▸ **Work instructions**: Return the records, each one exactly as written.

▸ **Supplied information**:
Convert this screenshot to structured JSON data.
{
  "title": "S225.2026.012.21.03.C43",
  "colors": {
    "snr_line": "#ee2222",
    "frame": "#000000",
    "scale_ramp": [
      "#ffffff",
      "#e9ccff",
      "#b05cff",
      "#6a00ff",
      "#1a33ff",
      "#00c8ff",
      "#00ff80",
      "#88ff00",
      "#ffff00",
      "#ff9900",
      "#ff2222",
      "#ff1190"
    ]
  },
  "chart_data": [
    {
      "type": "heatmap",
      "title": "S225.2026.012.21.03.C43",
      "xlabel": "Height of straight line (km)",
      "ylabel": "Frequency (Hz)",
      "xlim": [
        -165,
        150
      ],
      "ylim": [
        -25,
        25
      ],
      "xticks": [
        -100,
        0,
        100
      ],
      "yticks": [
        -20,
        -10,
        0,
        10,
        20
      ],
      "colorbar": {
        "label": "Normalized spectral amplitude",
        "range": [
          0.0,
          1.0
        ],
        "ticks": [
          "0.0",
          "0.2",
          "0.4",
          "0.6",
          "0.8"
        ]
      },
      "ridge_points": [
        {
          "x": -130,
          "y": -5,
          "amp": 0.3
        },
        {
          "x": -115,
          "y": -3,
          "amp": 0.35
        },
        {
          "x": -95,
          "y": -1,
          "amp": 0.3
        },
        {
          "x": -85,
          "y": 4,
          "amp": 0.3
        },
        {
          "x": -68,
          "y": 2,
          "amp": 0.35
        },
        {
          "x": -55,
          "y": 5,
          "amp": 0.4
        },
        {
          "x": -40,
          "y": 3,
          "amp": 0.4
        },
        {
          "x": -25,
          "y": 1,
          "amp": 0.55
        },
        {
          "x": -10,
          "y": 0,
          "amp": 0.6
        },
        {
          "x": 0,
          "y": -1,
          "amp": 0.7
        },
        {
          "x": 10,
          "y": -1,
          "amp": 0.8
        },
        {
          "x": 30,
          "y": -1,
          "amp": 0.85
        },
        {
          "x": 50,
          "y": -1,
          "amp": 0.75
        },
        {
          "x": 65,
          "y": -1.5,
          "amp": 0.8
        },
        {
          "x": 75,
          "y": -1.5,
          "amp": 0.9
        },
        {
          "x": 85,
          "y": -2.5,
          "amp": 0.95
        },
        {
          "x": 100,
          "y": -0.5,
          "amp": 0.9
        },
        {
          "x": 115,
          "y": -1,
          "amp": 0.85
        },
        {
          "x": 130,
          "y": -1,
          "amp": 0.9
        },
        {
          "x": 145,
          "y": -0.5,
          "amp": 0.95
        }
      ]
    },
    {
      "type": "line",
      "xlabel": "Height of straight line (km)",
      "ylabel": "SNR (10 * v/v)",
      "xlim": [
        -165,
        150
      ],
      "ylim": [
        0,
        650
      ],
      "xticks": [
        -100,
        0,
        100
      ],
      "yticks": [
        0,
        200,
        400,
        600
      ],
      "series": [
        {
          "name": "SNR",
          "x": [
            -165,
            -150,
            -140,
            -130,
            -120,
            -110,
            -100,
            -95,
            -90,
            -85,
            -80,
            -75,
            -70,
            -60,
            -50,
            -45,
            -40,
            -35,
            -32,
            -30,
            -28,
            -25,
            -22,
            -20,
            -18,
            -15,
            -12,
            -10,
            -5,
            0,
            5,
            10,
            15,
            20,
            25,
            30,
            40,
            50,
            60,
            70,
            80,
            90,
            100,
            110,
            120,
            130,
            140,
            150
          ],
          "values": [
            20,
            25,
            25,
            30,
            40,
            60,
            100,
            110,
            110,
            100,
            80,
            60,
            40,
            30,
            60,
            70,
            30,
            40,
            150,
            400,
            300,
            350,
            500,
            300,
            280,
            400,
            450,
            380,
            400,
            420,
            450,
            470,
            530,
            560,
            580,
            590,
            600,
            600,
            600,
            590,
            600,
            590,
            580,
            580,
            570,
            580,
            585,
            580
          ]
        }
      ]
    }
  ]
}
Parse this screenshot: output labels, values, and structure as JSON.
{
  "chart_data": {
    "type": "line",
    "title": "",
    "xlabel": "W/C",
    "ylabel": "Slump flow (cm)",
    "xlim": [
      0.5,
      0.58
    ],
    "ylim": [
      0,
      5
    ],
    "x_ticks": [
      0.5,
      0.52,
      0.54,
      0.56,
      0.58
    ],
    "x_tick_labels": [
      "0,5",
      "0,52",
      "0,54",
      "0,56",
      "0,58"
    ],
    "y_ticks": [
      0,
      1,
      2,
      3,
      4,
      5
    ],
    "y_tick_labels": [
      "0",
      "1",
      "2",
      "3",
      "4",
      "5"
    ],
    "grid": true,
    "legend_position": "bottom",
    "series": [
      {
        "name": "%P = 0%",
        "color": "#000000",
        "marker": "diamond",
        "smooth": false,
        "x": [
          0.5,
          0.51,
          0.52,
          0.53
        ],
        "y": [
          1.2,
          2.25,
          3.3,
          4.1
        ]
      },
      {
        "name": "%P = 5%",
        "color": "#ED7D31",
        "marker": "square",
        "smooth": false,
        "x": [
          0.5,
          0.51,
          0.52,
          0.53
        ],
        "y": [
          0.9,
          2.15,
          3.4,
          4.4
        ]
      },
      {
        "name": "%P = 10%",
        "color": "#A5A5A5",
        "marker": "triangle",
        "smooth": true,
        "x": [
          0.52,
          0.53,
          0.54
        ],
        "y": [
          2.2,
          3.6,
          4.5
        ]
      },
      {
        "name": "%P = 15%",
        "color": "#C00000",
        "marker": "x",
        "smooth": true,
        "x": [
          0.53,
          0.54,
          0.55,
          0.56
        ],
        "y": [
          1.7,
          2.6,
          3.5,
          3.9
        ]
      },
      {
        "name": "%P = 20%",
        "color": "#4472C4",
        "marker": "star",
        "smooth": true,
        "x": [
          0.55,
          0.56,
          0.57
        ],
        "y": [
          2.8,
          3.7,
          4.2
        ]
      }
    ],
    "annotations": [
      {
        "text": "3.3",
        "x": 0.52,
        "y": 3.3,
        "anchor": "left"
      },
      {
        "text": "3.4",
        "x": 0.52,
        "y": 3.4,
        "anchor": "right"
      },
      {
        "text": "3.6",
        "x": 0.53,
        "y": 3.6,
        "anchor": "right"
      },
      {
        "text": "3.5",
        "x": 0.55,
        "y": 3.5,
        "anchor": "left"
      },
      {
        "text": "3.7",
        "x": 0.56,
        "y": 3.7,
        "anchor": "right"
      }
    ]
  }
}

▸ **Output of the exercise**:
Convert this screenshot to structured JSON data.
{
  "title": "S225.2026.012.21.03.C43",
  "colors": {
    "snr_line": "#ee2222",
    "frame": "#000000",
    "scale_ramp": [
      "#ffffff",
      "#e9ccff",
      "#b05cff",
      "#6a00ff",
      "#1a33ff",
      "#00c8ff",
      "#00ff80",
      "#88ff00",
      "#ffff00",
      "#ff9900",
      "#ff2222",
      "#ff1190"
    ]
  },
  "chart_data": [
    {
      "type": "heatmap",
      "title": "S225.2026.012.21.03.C43",
      "xlabel": "Height of straight line (km)",
      "ylabel": "Frequency (Hz)",
      "xlim": [
        -165,
        150
      ],
      "ylim": [
        -25,
        25
      ],
      "xticks": [
        -100,
        0,
        100
      ],
      "yticks": [
        -20,
        -10,
        0,
        10,
        20
      ],
      "colorbar": {
        "label": "Normalized spectral amplitude",
        "range": [
          0.0,
          1.0
        ],
        "ticks": [
          "0.0",
          "0.2",
          "0.4",
          "0.6",
          "0.8"
        ]
      },
      "ridge_points": [
        {
          "x": -130,
          "y": -5,
          "amp": 0.3
        },
        {
          "x": -115,
          "y": -3,
          "amp": 0.35
        },
        {
          "x": -95,
          "y": -1,
          "amp": 0.3
        },
        {
          "x": -85,
          "y": 4,
          "amp": 0.3
        },
        {
          "x": -68,
          "y": 2,
          "amp": 0.35
        },
        {
          "x": -55,
          "y": 5,
          "amp": 0.4
        },
        {
          "x": -40,
          "y": 3,
          "amp": 0.4
        },
        {
          "x": -25,
          "y": 1,
          "amp": 0.55
        },
        {
          "x": -10,
          "y": 0,
          "amp": 0.6
        },
        {
          "x": 0,
          "y": -1,
          "amp": 0.7
        },
        {
          "x": 10,
          "y": -1,
          "amp": 0.8
        },
        {
          "x": 30,
          "y": -1,
          "amp": 0.85
        },
        {
          "x": 50,
          "y": -1,
          "amp": 0.75
        },
        {
          "x": 65,
          "y": -1.5,
          "amp": 0.8
        },
        {
          "x": 75,
          "y": -1.5,
          "amp": 0.9
        },
        {
          "x": 85,
          "y": -2.5,
          "amp": 0.95
        },
        {
          "x": 100,
          "y": -0.5,
          "amp": 0.9
        },
        {
          "x": 115,
          "y": -1,
          "amp": 0.85
        },
        {
          "x": 130,
          "y": -1,
          "amp": 0.9
        },
        {
          "x": 145,
          "y": -0.5,
          "amp": 0.95
        }
      ]
    },
    {
      "type": "line",
      "xlabel": "Height of straight line (km)",
      "ylabel": "SNR (10 * v/v)",
      "xlim": [
        -165,
        150
      ],
      "ylim": [
        0,
        650
      ],
      "xticks": [
        -100,
        0,
        100
      ],
      "yticks": [
        0,
        200,
        400,
        600
      ],
      "series": [
        {
          "name": "SNR",
          "x": [
            -165,
            -150,
            -140,
            -130,
            -120,
            -110,
            -100,
            -95,
            -90,
            -85,
            -80,
            -75,
            -70,
            -60,
            -50,
            -45,
            -40,
            -35,
            -32,
            -30,
            -28,
            -25,
            -22,
            -20,
            -18,
            -15,
            -12,
            -10,
            -5,
            0,
            5,
            10,
            15,
            20,
            25,
            30,
            40,
            50,
            60,
            70,
            80,
            90,
            100,
            110,
            120,
            130,
            140,
            150
          ],
          "values": [
            20,
            25,
            25,
            30,
            40,
            60,
            100,
            110,
            110,
            100,
            80,
            60,
            40,
            30,
            60,
            70,
            30,
            40,
            150,
            400,
            300,
            350,
            500,
            300,
            280,
            400,
            450,
            380,
            400,
            420,
            450,
            470,
            530,
            560,
            580,
            590,
            600,
            600,
            600,
            590,
            600,
            590,
            580,
            580,
            570,
            580,
            585,
            580
          ]
        }
      ]
    }
  ]
}
Parse this screenshot: output labels, values, and structure as JSON.
{
  "chart_data": {
    "type": "line",
    "title": "",
    "xlabel": "W/C",
    "ylabel": "Slump flow (cm)",
    "xlim": [
      0.5,
      0.58
    ],
    "ylim": [
      0,
      5
    ],
    "x_ticks": [
      0.5,
      0.52,
      0.54,
      0.56,
      0.58
    ],
    "x_tick_labels": [
      "0,5",
      "0,52",
      "0,54",
      "0,56",
      "0,58"
    ],
    "y_ticks": [
      0,
      1,
      2,
      3,
      4,
      5
    ],
    "y_tick_labels": [
      "0",
      "1",
      "2",
      "3",
      "4",
      "5"
    ],
    "grid": true,
    "legend_position": "bottom",
    "series": [
      {
        "name": "%P = 0%",
        "color": "#000000",
        "marker": "diamond",
        "smooth": false,
        "x": [
          0.5,
          0.51,
          0.52,
          0.53
        ],
        "y": [
          1.2,
          2.25,
          3.3,
          4.1
        ]
      },
      {
        "name": "%P = 5%",
        "color": "#ED7D31",
        "marker": "square",
        "smooth": false,
        "x": [
          0.5,
          0.51,
          0.52,
          0.53
        ],
        "y": [
          0.9,
          2.15,
          3.4,
          4.4
        ]
      },
      {
        "name": "%P = 10%",
        "color": "#A5A5A5",
        "marker": "triangle",
        "smooth": true,
        "x": [
          0.52,
          0.53,
          0.54
        ],
        "y": [
          2.2,
          3.6,
          4.5
        ]
      },
      {
        "name": "%P = 15%",
        "color": "#C00000",
        "marker": "x",
        "smooth": true,
        "x": [
          0.53,
          0.54,
          0.55,
          0.56
        ],
        "y": [
          1.7,
          2.6,
          3.5,
          3.9
        ]
      },
      {
        "name": "%P = 20%",
        "color": "#4472C4",
        "marker": "star",
        "smooth": true,
        "x": [
          0.55,
          0.56,
          0.57
        ],
        "y": [
          2.8,
          3.7,
          4.2
        ]
      }
    ],
    "annotations": [
      {
        "text": "3.3",
        "x": 0.52,
        "y": 3.3,
        "anchor": "left"
      },
      {
        "text": "3.4",
        "x": 0.52,
        "y": 3.4,
        "anchor": "right"
      },
      {
        "text": "3.6",
        "x": 0.53,
        "y": 3.6,
        "anchor": "right"
      },
      {
        "text": "3.5",
        "x": 0.55,
        "y": 3.5,
        "anchor": "left"
      },
      {
        "text": "3.7",
        "x": 0.56,
        "y": 3.7,
        "anchor": "right"
      }
    ]
  }
}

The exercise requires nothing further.